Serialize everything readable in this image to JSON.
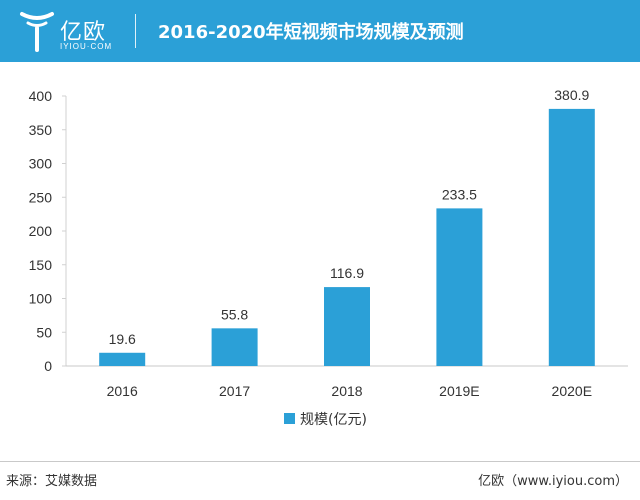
{
  "header": {
    "logo_cn": "亿欧",
    "logo_en": "IYIOU·COM",
    "title": "2016-2020年短视频市场规模及预测",
    "color": "#2ba0d7"
  },
  "chart_data": {
    "type": "bar",
    "categories": [
      "2016",
      "2017",
      "2018",
      "2019E",
      "2020E"
    ],
    "series": [
      {
        "name": "规模(亿元)",
        "values": [
          19.6,
          55.8,
          116.9,
          233.5,
          380.9
        ],
        "color": "#2ba0d7"
      }
    ],
    "data_labels": [
      "19.6",
      "55.8",
      "116.9",
      "233.5",
      "380.9"
    ],
    "y_ticks": [
      "0",
      "50",
      "100",
      "150",
      "200",
      "250",
      "300",
      "350",
      "400"
    ],
    "ylim": [
      0,
      400
    ],
    "title": "",
    "xlabel": "",
    "ylabel": "",
    "grid": false,
    "legend_position": "bottom-center"
  },
  "footer": {
    "source": "来源：艾媒数据",
    "site": "亿欧（www.iyiou.com）"
  }
}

__Problem to solve__: All of the data above should be transcribed verbatim, with pictures omitted.

__Correct result__:
Serialize everything readable in this image to JSON.
{
  "header": {
    "logo_cn": "亿欧",
    "logo_en": "IYIOU·COM",
    "title": "2016-2020年短视频市场规模及预测",
    "color": "#2ba0d7"
  },
  "chart_data": {
    "type": "bar",
    "categories": [
      "2016",
      "2017",
      "2018",
      "2019E",
      "2020E"
    ],
    "series": [
      {
        "name": "规模(亿元)",
        "values": [
          19.6,
          55.8,
          116.9,
          233.5,
          380.9
        ],
        "color": "#2ba0d7"
      }
    ],
    "data_labels": [
      "19.6",
      "55.8",
      "116.9",
      "233.5",
      "380.9"
    ],
    "y_ticks": [
      "0",
      "50",
      "100",
      "150",
      "200",
      "250",
      "300",
      "350",
      "400"
    ],
    "ylim": [
      0,
      400
    ],
    "title": "",
    "xlabel": "",
    "ylabel": "",
    "grid": false,
    "legend_position": "bottom-center"
  },
  "footer": {
    "source": "来源：艾媒数据",
    "site": "亿欧（www.iyiou.com）"
  }
}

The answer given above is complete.